▶ _Instructions to follow_
Every record must be repeated exactly, with no omission.

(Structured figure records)
----

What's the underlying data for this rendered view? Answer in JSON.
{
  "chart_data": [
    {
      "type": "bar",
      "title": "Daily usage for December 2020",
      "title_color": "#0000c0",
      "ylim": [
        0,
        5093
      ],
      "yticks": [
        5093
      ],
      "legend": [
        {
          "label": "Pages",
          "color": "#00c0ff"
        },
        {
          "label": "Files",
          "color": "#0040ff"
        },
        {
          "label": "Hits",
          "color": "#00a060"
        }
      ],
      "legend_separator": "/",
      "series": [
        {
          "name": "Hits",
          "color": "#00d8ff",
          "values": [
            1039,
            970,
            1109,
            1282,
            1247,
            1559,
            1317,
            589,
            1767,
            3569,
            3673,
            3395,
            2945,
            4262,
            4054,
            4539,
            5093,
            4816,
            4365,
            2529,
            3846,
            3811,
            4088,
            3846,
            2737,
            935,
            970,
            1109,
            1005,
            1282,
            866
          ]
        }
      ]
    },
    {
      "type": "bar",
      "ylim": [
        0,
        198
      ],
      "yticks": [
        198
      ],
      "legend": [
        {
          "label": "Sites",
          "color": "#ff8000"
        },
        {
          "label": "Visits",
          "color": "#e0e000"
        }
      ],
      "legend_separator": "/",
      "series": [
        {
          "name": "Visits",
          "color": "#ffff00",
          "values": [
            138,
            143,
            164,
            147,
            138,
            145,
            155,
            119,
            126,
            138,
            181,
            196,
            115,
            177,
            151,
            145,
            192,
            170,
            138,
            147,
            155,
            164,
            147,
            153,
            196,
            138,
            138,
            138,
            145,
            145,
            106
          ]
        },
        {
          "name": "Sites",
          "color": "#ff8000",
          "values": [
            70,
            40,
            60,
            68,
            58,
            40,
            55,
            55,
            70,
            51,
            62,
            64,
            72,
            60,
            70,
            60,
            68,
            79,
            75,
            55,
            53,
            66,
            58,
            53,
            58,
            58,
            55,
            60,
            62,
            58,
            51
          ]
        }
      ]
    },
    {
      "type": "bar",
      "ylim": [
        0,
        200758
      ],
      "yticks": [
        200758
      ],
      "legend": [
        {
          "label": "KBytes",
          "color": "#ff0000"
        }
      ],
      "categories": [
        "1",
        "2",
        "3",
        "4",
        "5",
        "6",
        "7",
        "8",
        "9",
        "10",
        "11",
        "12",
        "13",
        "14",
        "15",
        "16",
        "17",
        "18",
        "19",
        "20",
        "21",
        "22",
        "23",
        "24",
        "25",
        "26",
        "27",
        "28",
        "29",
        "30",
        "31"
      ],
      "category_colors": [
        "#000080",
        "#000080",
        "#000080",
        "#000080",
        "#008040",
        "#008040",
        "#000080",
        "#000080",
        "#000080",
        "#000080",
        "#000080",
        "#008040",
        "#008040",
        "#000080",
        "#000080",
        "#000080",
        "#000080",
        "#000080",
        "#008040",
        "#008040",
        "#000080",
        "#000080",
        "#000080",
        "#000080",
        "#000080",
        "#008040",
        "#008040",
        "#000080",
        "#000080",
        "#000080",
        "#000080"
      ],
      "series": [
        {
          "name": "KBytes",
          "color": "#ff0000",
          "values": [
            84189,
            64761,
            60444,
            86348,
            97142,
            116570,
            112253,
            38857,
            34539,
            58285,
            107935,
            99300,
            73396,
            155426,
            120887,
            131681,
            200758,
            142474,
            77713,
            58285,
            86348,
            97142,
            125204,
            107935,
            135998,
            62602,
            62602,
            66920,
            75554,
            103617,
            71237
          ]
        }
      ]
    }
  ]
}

----

▶ _Final result_
What's the underlying data for this rendered view? Answer in JSON.
{
  "chart_data": [
    {
      "type": "bar",
      "title": "Daily usage for December 2020",
      "title_color": "#0000c0",
      "ylim": [
        0,
        5093
      ],
      "yticks": [
        5093
      ],
      "legend": [
        {
          "label": "Pages",
          "color": "#00c0ff"
        },
        {
          "label": "Files",
          "color": "#0040ff"
        },
        {
          "label": "Hits",
          "color": "#00a060"
        }
      ],
      "legend_separator": "/",
      "series": [
        {
          "name": "Hits",
          "color": "#00d8ff",
          "values": [
            1039,
            970,
            1109,
            1282,
            1247,
            1559,
            1317,
            589,
            1767,
            3569,
            3673,
            3395,
            2945,
            4262,
            4054,
            4539,
            5093,
            4816,
            4365,
            2529,
            3846,
            3811,
            4088,
            3846,
            2737,
            935,
            970,
            1109,
            1005,
            1282,
            866
          ]
        }
      ]
    },
    {
      "type": "bar",
      "ylim": [
        0,
        198
      ],
      "yticks": [
        198
      ],
      "legend": [
        {
          "label": "Sites",
          "color": "#ff8000"
        },
        {
          "label": "Visits",
          "color": "#e0e000"
        }
      ],
      "legend_separator": "/",
      "series": [
        {
          "name": "Visits",
          "color": "#ffff00",
          "values": [
            138,
            143,
            164,
            147,
            138,
            145,
            155,
            119,
            126,
            138,
            181,
            196,
            115,
            177,
            151,
            145,
            192,
            170,
            138,
            147,
            155,
            164,
            147,
            153,
            196,
            138,
            138,
            138,
            145,
            145,
            106
          ]
        },
        {
          "name": "Sites",
          "color": "#ff8000",
          "values": [
            70,
            40,
            60,
            68,
            58,
            40,
            55,
            55,
            70,
            51,
            62,
            64,
            72,
            60,
            70,
            60,
            68,
            79,
            75,
            55,
            53,
            66,
            58,
            53,
            58,
            58,
            55,
            60,
            62,
            58,
            51
          ]
        }
      ]
    },
    {
      "type": "bar",
      "ylim": [
        0,
        200758
      ],
      "yticks": [
        200758
      ],
      "legend": [
        {
          "label": "KBytes",
          "color": "#ff0000"
        }
      ],
      "categories": [
        "1",
        "2",
        "3",
        "4",
        "5",
        "6",
        "7",
        "8",
        "9",
        "10",
        "11",
        "12",
        "13",
        "14",
        "15",
        "16",
        "17",
        "18",
        "19",
        "20",
        "21",
        "22",
        "23",
        "24",
        "25",
        "26",
        "27",
        "28",
        "29",
        "30",
        "31"
      ],
      "category_colors": [
        "#000080",
        "#000080",
        "#000080",
        "#000080",
        "#008040",
        "#008040",
        "#000080",
        "#000080",
        "#000080",
        "#000080",
        "#000080",
        "#008040",
        "#008040",
        "#000080",
        "#000080",
        "#000080",
        "#000080",
        "#000080",
        "#008040",
        "#008040",
        "#000080",
        "#000080",
        "#000080",
        "#000080",
        "#000080",
        "#008040",
        "#008040",
        "#000080",
        "#000080",
        "#000080",
        "#000080"
      ],
      "series": [
        {
          "name": "KBytes",
          "color": "#ff0000",
          "values": [
            84189,
            64761,
            60444,
            86348,
            97142,
            116570,
            112253,
            38857,
            34539,
            58285,
            107935,
            99300,
            73396,
            155426,
            120887,
            131681,
            200758,
            142474,
            77713,
            58285,
            86348,
            97142,
            125204,
            107935,
            135998,
            62602,
            62602,
            66920,
            75554,
            103617,
            71237
          ]
        }
      ]
    }
  ]
}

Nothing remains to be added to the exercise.